Give the entries again, word for word.

-- DATA EXCERPTS --
+===+

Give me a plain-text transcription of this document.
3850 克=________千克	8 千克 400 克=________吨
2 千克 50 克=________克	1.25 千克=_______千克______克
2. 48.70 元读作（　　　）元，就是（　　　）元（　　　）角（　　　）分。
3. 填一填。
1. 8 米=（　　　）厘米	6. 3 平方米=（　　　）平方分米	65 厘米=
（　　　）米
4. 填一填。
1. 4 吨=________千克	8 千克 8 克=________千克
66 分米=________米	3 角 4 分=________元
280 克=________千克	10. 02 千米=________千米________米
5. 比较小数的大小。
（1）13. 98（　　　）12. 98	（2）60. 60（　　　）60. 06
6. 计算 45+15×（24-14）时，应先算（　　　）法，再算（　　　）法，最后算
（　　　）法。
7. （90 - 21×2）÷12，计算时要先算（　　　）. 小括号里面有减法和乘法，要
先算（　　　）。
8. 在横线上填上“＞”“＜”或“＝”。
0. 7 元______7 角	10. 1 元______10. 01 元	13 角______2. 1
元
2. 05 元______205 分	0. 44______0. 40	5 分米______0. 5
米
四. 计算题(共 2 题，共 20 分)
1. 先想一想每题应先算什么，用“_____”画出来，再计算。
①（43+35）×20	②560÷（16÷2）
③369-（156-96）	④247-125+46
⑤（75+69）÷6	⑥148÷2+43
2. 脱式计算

+===+

-- RESULT --
Give me a plain-text transcription of this document.
3850 克=________千克	8 千克 400 克=________吨
2 千克 50 克=________克	1.25 千克=_______千克______克
2. 48.70 元读作（　　　）元，就是（　　　）元（　　　）角（　　　）分。
3. 填一填。
1. 8 米=（　　　）厘米	6. 3 平方米=（　　　）平方分米	65 厘米=
（　　　）米
4. 填一填。
1. 4 吨=________千克	8 千克 8 克=________千克
66 分米=________米	3 角 4 分=________元
280 克=________千克	10. 02 千米=________千米________米
5. 比较小数的大小。
（1）13. 98（　　　）12. 98	（2）60. 60（　　　）60. 06
6. 计算 45+15×（24-14）时，应先算（　　　）法，再算（　　　）法，最后算
（　　　）法。
7. （90 - 21×2）÷12，计算时要先算（　　　）. 小括号里面有减法和乘法，要
先算（　　　）。
8. 在横线上填上“＞”“＜”或“＝”。
0. 7 元______7 角	10. 1 元______10. 01 元	13 角______2. 1
元
2. 05 元______205 分	0. 44______0. 40	5 分米______0. 5
米
四. 计算题(共 2 题，共 20 分)
1. 先想一想每题应先算什么，用“_____”画出来，再计算。
①（43+35）×20	②560÷（16÷2）
③369-（156-96）	④247-125+46
⑤（75+69）÷6	⑥148÷2+43
2. 脱式计算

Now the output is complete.